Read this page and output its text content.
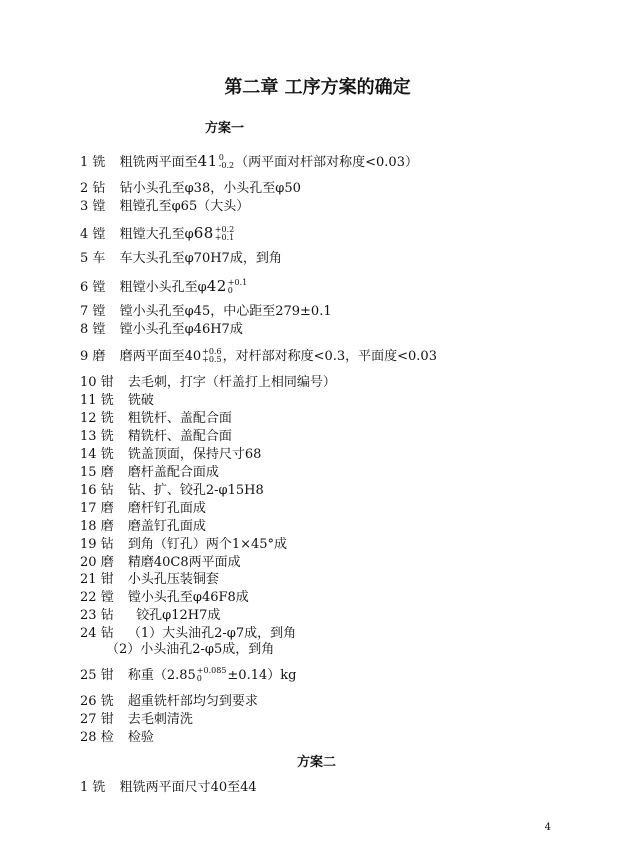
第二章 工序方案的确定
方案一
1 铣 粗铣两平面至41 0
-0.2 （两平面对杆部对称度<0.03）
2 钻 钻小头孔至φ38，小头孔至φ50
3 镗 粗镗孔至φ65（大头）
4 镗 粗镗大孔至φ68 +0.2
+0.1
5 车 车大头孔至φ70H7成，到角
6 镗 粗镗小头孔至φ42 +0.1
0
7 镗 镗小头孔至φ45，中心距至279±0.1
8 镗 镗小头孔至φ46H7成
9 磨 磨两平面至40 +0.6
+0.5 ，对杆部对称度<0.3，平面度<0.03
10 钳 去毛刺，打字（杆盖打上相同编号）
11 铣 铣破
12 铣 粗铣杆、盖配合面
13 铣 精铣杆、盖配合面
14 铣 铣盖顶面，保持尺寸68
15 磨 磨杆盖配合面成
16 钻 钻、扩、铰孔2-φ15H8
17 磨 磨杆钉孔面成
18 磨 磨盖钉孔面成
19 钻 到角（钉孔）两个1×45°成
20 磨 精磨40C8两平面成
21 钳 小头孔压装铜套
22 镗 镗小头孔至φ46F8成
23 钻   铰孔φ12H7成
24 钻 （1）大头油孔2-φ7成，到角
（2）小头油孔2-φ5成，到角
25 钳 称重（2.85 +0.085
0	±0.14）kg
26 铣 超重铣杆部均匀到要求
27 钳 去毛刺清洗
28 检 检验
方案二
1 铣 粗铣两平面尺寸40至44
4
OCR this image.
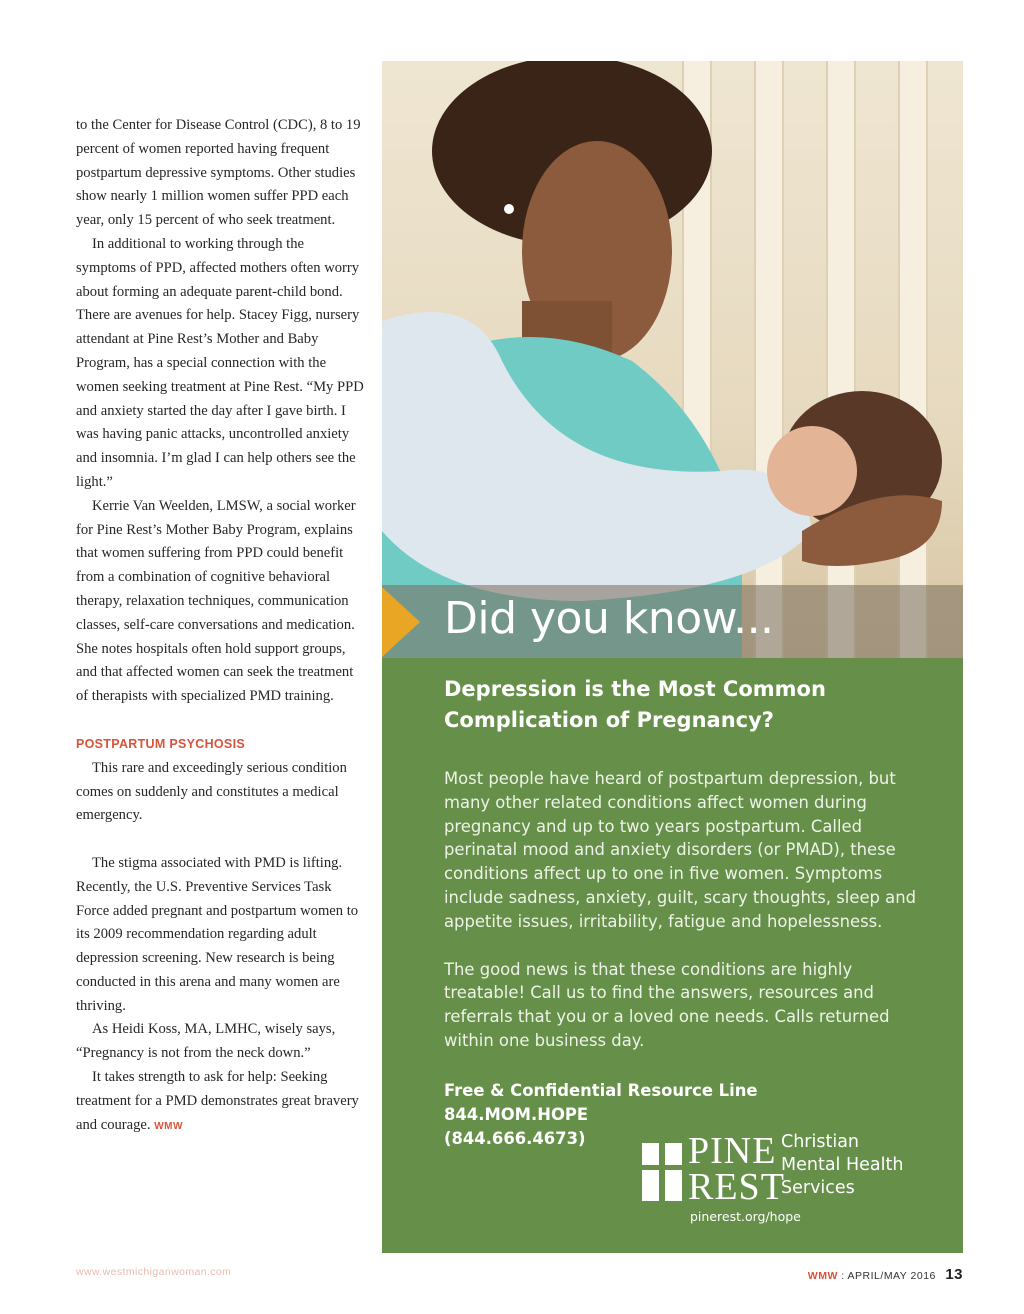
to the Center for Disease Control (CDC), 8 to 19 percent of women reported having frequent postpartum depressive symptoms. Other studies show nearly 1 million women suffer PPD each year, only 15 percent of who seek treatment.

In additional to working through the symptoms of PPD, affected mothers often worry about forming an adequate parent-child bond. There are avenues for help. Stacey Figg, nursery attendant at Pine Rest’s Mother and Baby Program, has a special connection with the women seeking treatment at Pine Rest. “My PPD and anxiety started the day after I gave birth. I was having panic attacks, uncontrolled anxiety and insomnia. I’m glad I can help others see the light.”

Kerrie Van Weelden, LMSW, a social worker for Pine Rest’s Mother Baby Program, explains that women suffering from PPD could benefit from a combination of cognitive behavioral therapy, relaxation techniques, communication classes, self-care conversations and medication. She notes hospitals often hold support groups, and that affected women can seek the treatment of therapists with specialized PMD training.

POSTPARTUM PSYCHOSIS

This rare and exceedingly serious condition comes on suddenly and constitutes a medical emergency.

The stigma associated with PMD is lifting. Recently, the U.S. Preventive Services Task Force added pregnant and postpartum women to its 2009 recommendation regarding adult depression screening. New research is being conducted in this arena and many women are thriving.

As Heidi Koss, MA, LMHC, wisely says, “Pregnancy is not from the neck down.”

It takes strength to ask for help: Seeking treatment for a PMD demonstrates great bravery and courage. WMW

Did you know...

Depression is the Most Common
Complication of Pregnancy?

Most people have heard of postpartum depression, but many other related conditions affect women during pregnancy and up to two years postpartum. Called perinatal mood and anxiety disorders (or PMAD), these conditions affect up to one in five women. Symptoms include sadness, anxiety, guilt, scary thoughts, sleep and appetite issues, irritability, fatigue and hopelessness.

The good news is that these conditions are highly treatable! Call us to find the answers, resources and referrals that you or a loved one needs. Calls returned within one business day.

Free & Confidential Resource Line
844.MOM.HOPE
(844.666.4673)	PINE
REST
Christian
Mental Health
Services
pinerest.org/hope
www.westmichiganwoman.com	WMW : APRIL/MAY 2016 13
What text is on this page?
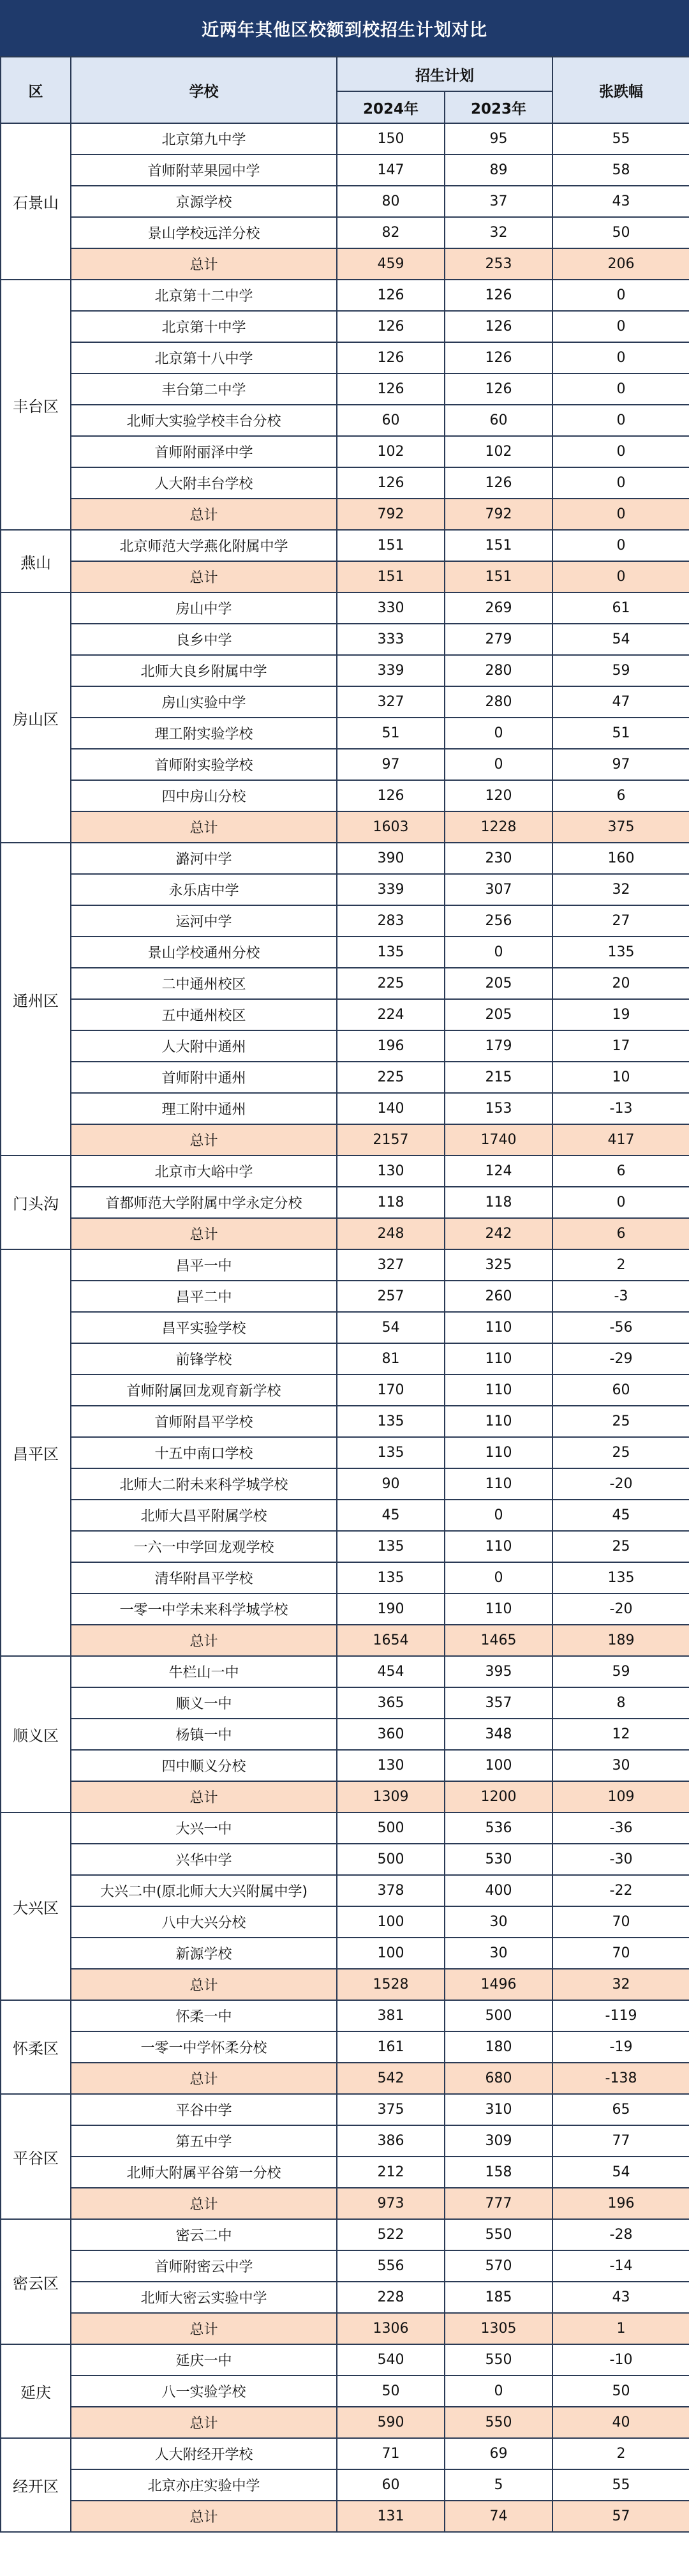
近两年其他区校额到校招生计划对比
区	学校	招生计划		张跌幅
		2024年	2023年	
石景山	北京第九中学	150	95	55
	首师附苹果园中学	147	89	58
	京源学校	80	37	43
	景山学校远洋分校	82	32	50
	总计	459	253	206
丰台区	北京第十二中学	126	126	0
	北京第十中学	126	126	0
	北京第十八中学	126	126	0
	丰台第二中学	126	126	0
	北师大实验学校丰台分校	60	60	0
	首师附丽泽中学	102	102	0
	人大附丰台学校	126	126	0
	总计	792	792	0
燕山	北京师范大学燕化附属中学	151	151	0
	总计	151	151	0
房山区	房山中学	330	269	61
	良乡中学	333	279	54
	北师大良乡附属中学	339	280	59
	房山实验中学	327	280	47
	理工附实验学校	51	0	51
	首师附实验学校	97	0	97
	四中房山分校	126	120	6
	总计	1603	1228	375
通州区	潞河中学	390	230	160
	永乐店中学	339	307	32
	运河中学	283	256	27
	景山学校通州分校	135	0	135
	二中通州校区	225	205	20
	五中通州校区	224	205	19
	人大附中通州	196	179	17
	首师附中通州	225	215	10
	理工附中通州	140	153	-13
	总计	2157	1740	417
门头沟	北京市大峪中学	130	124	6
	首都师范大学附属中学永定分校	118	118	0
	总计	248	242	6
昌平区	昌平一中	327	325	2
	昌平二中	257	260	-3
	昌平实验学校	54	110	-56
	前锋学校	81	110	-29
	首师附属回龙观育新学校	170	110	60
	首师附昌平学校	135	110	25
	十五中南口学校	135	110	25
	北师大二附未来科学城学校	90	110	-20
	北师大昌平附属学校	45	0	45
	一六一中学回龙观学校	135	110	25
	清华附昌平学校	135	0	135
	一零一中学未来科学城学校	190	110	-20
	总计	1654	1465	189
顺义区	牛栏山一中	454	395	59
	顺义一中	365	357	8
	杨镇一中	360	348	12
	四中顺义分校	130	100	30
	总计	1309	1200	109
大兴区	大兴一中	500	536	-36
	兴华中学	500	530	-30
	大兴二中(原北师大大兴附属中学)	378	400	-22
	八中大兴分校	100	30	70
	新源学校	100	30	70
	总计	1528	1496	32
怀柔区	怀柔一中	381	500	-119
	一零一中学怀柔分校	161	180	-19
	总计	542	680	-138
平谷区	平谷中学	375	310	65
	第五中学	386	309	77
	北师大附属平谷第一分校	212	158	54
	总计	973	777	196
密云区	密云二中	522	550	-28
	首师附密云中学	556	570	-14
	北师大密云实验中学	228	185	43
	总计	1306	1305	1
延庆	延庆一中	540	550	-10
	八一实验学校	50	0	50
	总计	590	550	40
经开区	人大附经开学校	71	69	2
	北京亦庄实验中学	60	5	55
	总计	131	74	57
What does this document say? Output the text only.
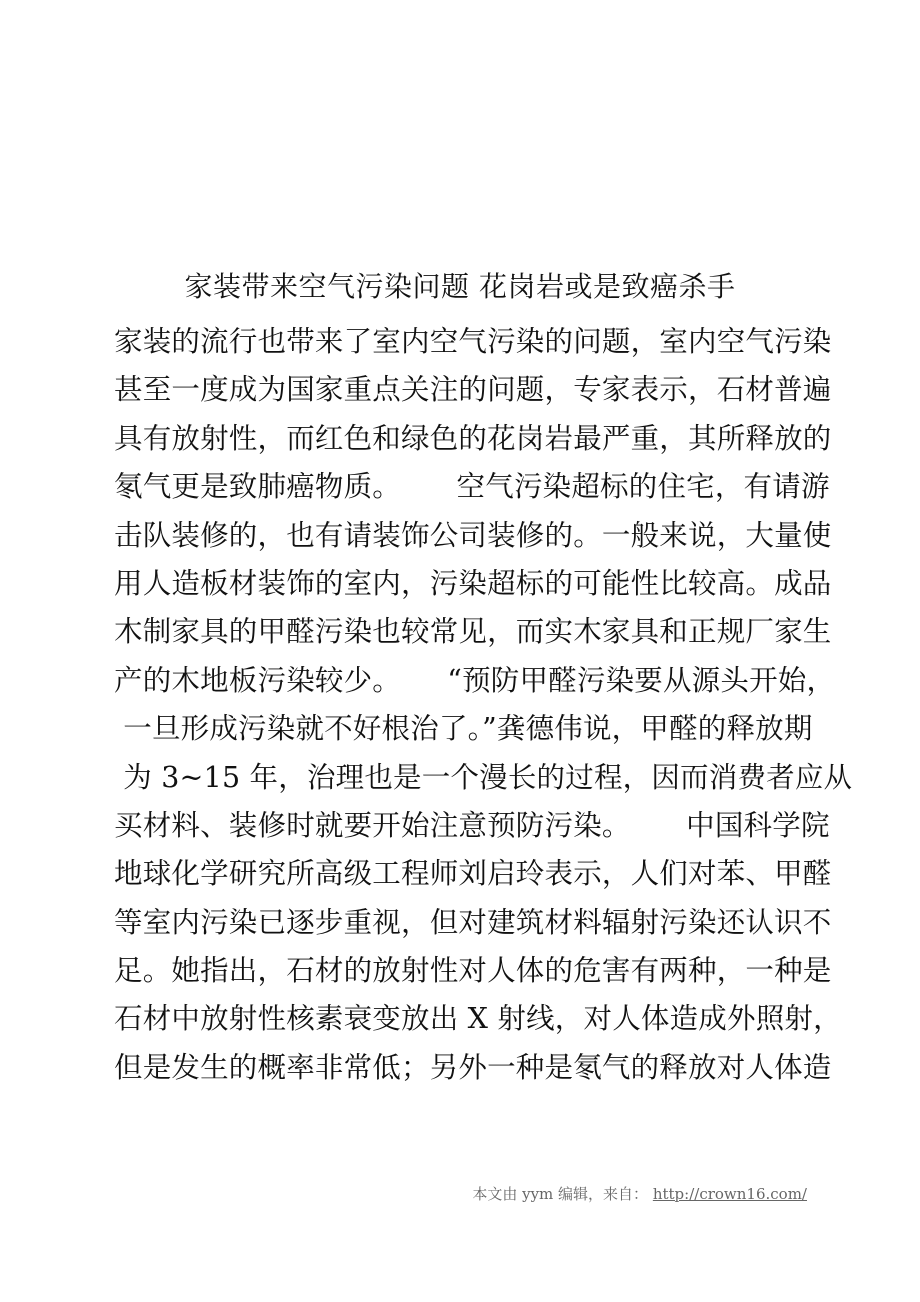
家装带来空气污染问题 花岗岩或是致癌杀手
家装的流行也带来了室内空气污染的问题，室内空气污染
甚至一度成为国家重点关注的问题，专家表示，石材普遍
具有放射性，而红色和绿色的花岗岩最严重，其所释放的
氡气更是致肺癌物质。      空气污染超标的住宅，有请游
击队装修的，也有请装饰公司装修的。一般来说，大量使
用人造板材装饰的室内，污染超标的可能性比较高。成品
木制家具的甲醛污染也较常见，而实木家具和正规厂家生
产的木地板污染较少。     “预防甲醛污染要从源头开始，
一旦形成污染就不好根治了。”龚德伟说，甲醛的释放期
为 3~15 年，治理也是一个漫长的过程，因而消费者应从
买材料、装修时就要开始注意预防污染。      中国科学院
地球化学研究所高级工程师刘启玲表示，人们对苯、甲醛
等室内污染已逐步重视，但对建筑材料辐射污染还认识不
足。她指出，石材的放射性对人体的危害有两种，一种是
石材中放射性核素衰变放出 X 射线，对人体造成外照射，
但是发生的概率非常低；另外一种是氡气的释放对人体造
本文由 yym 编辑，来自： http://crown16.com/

· · ·

- **Aim of the task**
Print out the whole of the material word for word, without pictures.

- **Task answer**
Read this page and output its text content.
第二章 工序方案的确定
方案一
1 铣 粗铣两平面至41 0
-0.2 （两平面对杆部对称度<0.03）
2 钻 钻小头孔至φ38，小头孔至φ50
3 镗 粗镗孔至φ65（大头）
4 镗 粗镗大孔至φ68 +0.2
+0.1
5 车 车大头孔至φ70H7成，到角
6 镗 粗镗小头孔至φ42 +0.1
0
7 镗 镗小头孔至φ45，中心距至279±0.1
8 镗 镗小头孔至φ46H7成
9 磨 磨两平面至40 +0.6
+0.5 ，对杆部对称度<0.3，平面度<0.03
10 钳 去毛刺，打字（杆盖打上相同编号）
11 铣 铣破
12 铣 粗铣杆、盖配合面
13 铣 精铣杆、盖配合面
14 铣 铣盖顶面，保持尺寸68
15 磨 磨杆盖配合面成
16 钻 钻、扩、铰孔2-φ15H8
17 磨 磨杆钉孔面成
18 磨 磨盖钉孔面成
19 钻 到角（钉孔）两个1×45°成
20 磨 精磨40C8两平面成
21 钳 小头孔压装铜套
22 镗 镗小头孔至φ46F8成
23 钻   铰孔φ12H7成
24 钻 （1）大头油孔2-φ7成，到角
（2）小头油孔2-φ5成，到角
25 钳 称重（2.85 +0.085
0	±0.14）kg
26 铣 超重铣杆部均匀到要求
27 钳 去毛刺清洗
28 检 检验
方案二
1 铣 粗铣两平面尺寸40至44
4
OCR this image.
to the Center for Disease Control (CDC), 8 to 19 percent of women reported having frequent postpartum depressive symptoms. Other studies show nearly 1 million women suffer PPD each year, only 15 percent of who seek treatment.

In additional to working through the symptoms of PPD, affected mothers often worry about forming an adequate parent-child bond. There are avenues for help. Stacey Figg, nursery attendant at Pine Rest’s Mother and Baby Program, has a special connection with the women seeking treatment at Pine Rest. “My PPD and anxiety started the day after I gave birth. I was having panic attacks, uncontrolled anxiety and insomnia. I’m glad I can help others see the light.”

Kerrie Van Weelden, LMSW, a social worker for Pine Rest’s Mother Baby Program, explains that women suffering from PPD could benefit from a combination of cognitive behavioral therapy, relaxation techniques, communication classes, self-care conversations and medication. She notes hospitals often hold support groups, and that affected women can seek the treatment of therapists with specialized PMD training.

POSTPARTUM PSYCHOSIS

This rare and exceedingly serious condition comes on suddenly and constitutes a medical emergency.

The stigma associated with PMD is lifting. Recently, the U.S. Preventive Services Task Force added pregnant and postpartum women to its 2009 recommendation regarding adult depression screening. New research is being conducted in this arena and many women are thriving.

As Heidi Koss, MA, LMHC, wisely says, “Pregnancy is not from the neck down.”

It takes strength to ask for help: Seeking treatment for a PMD demonstrates great bravery and courage. WMW

Did you know...

Depression is the Most Common
Complication of Pregnancy?

Most people have heard of postpartum depression, but many other related conditions affect women during pregnancy and up to two years postpartum. Called perinatal mood and anxiety disorders (or PMAD), these conditions affect up to one in five women. Symptoms include sadness, anxiety, guilt, scary thoughts, sleep and appetite issues, irritability, fatigue and hopelessness.

The good news is that these conditions are highly treatable! Call us to find the answers, resources and referrals that you or a loved one needs. Calls returned within one business day.

Free & Confidential Resource Line
844.MOM.HOPE
(844.666.4673)	PINE
REST
Christian
Mental Health
Services
pinerest.org/hope
www.westmichiganwoman.com	WMW : APRIL/MAY 2016 13
What text is on this page?
近两年其他区校额到校招生计划对比
区	学校	招生计划		张跌幅
		2024年	2023年	
石景山	北京第九中学	150	95	55
	首师附苹果园中学	147	89	58
	京源学校	80	37	43
	景山学校远洋分校	82	32	50
	总计	459	253	206
丰台区	北京第十二中学	126	126	0
	北京第十中学	126	126	0
	北京第十八中学	126	126	0
	丰台第二中学	126	126	0
	北师大实验学校丰台分校	60	60	0
	首师附丽泽中学	102	102	0
	人大附丰台学校	126	126	0
	总计	792	792	0
燕山	北京师范大学燕化附属中学	151	151	0
	总计	151	151	0
房山区	房山中学	330	269	61
	良乡中学	333	279	54
	北师大良乡附属中学	339	280	59
	房山实验中学	327	280	47
	理工附实验学校	51	0	51
	首师附实验学校	97	0	97
	四中房山分校	126	120	6
	总计	1603	1228	375
通州区	潞河中学	390	230	160
	永乐店中学	339	307	32
	运河中学	283	256	27
	景山学校通州分校	135	0	135
	二中通州校区	225	205	20
	五中通州校区	224	205	19
	人大附中通州	196	179	17
	首师附中通州	225	215	10
	理工附中通州	140	153	-13
	总计	2157	1740	417
门头沟	北京市大峪中学	130	124	6
	首都师范大学附属中学永定分校	118	118	0
	总计	248	242	6
昌平区	昌平一中	327	325	2
	昌平二中	257	260	-3
	昌平实验学校	54	110	-56
	前锋学校	81	110	-29
	首师附属回龙观育新学校	170	110	60
	首师附昌平学校	135	110	25
	十五中南口学校	135	110	25
	北师大二附未来科学城学校	90	110	-20
	北师大昌平附属学校	45	0	45
	一六一中学回龙观学校	135	110	25
	清华附昌平学校	135	0	135
	一零一中学未来科学城学校	190	110	-20
	总计	1654	1465	189
顺义区	牛栏山一中	454	395	59
	顺义一中	365	357	8
	杨镇一中	360	348	12
	四中顺义分校	130	100	30
	总计	1309	1200	109
大兴区	大兴一中	500	536	-36
	兴华中学	500	530	-30
	大兴二中(原北师大大兴附属中学)	378	400	-22
	八中大兴分校	100	30	70
	新源学校	100	30	70
	总计	1528	1496	32
怀柔区	怀柔一中	381	500	-119
	一零一中学怀柔分校	161	180	-19
	总计	542	680	-138
平谷区	平谷中学	375	310	65
	第五中学	386	309	77
	北师大附属平谷第一分校	212	158	54
	总计	973	777	196
密云区	密云二中	522	550	-28
	首师附密云中学	556	570	-14
	北师大密云实验中学	228	185	43
	总计	1306	1305	1
延庆	延庆一中	540	550	-10
	八一实验学校	50	0	50
	总计	590	550	40
经开区	人大附经开学校	71	69	2
	北京亦庄实验中学	60	5	55
	总计	131	74	57
What does this document say? Output the text only.
家装带来空气污染问题 花岗岩或是致癌杀手
家装的流行也带来了室内空气污染的问题，室内空气污染
甚至一度成为国家重点关注的问题，专家表示，石材普遍
具有放射性，而红色和绿色的花岗岩最严重，其所释放的
氡气更是致肺癌物质。      空气污染超标的住宅，有请游
击队装修的，也有请装饰公司装修的。一般来说，大量使
用人造板材装饰的室内，污染超标的可能性比较高。成品
木制家具的甲醛污染也较常见，而实木家具和正规厂家生
产的木地板污染较少。     “预防甲醛污染要从源头开始，
一旦形成污染就不好根治了。”龚德伟说，甲醛的释放期
为 3~15 年，治理也是一个漫长的过程，因而消费者应从
买材料、装修时就要开始注意预防污染。      中国科学院
地球化学研究所高级工程师刘启玲表示，人们对苯、甲醛
等室内污染已逐步重视，但对建筑材料辐射污染还认识不
足。她指出，石材的放射性对人体的危害有两种，一种是
石材中放射性核素衰变放出 X 射线，对人体造成外照射，
但是发生的概率非常低；另外一种是氡气的释放对人体造
本文由 yym 编辑，来自： http://crown16.com/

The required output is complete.